## Exercise data

* Begin *

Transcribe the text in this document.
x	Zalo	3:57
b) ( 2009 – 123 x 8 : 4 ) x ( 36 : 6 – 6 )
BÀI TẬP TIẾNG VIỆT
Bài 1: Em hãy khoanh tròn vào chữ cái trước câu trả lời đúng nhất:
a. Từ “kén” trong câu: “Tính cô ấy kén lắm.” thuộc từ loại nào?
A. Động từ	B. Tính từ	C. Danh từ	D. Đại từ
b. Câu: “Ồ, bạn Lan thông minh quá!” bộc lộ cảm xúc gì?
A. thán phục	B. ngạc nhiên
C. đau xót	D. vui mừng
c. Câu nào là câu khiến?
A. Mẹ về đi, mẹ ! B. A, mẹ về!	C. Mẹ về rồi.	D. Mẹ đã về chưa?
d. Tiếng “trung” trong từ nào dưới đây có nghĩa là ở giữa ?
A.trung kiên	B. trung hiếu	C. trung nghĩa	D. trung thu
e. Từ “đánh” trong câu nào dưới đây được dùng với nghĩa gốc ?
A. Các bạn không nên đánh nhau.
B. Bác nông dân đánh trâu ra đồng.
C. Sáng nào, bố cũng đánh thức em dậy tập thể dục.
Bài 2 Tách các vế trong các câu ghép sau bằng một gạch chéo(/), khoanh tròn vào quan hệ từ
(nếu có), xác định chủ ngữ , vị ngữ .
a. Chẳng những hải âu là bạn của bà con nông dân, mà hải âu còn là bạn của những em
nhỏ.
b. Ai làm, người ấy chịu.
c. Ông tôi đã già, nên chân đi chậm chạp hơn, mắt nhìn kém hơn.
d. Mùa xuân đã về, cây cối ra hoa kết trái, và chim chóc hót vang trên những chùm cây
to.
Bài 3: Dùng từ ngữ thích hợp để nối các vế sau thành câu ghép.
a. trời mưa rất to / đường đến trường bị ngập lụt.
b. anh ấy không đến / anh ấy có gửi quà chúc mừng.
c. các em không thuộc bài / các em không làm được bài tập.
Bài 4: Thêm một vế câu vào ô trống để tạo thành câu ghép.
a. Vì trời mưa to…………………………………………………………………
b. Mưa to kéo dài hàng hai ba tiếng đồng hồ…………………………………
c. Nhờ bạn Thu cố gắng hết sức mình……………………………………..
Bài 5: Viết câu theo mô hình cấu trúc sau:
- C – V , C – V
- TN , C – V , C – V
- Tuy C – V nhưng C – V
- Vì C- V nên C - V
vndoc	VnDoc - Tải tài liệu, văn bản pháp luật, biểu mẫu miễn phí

* End *

Copy all data exactly, start to finish.

Transcribe the text in this document.
x	Zalo	3:57
b) ( 2009 – 123 x 8 : 4 ) x ( 36 : 6 – 6 )
BÀI TẬP TIẾNG VIỆT
Bài 1: Em hãy khoanh tròn vào chữ cái trước câu trả lời đúng nhất:
a. Từ “kén” trong câu: “Tính cô ấy kén lắm.” thuộc từ loại nào?
A. Động từ	B. Tính từ	C. Danh từ	D. Đại từ
b. Câu: “Ồ, bạn Lan thông minh quá!” bộc lộ cảm xúc gì?
A. thán phục	B. ngạc nhiên
C. đau xót	D. vui mừng
c. Câu nào là câu khiến?
A. Mẹ về đi, mẹ ! B. A, mẹ về!	C. Mẹ về rồi.	D. Mẹ đã về chưa?
d. Tiếng “trung” trong từ nào dưới đây có nghĩa là ở giữa ?
A.trung kiên	B. trung hiếu	C. trung nghĩa	D. trung thu
e. Từ “đánh” trong câu nào dưới đây được dùng với nghĩa gốc ?
A. Các bạn không nên đánh nhau.
B. Bác nông dân đánh trâu ra đồng.
C. Sáng nào, bố cũng đánh thức em dậy tập thể dục.
Bài 2 Tách các vế trong các câu ghép sau bằng một gạch chéo(/), khoanh tròn vào quan hệ từ
(nếu có), xác định chủ ngữ , vị ngữ .
a. Chẳng những hải âu là bạn của bà con nông dân, mà hải âu còn là bạn của những em
nhỏ.
b. Ai làm, người ấy chịu.
c. Ông tôi đã già, nên chân đi chậm chạp hơn, mắt nhìn kém hơn.
d. Mùa xuân đã về, cây cối ra hoa kết trái, và chim chóc hót vang trên những chùm cây
to.
Bài 3: Dùng từ ngữ thích hợp để nối các vế sau thành câu ghép.
a. trời mưa rất to / đường đến trường bị ngập lụt.
b. anh ấy không đến / anh ấy có gửi quà chúc mừng.
c. các em không thuộc bài / các em không làm được bài tập.
Bài 4: Thêm một vế câu vào ô trống để tạo thành câu ghép.
a. Vì trời mưa to…………………………………………………………………
b. Mưa to kéo dài hàng hai ba tiếng đồng hồ…………………………………
c. Nhờ bạn Thu cố gắng hết sức mình……………………………………..
Bài 5: Viết câu theo mô hình cấu trúc sau:
- C – V , C – V
- TN , C – V , C – V
- Tuy C – V nhưng C – V
- Vì C- V nên C - V
vndoc	VnDoc - Tải tài liệu, văn bản pháp luật, biểu mẫu miễn phí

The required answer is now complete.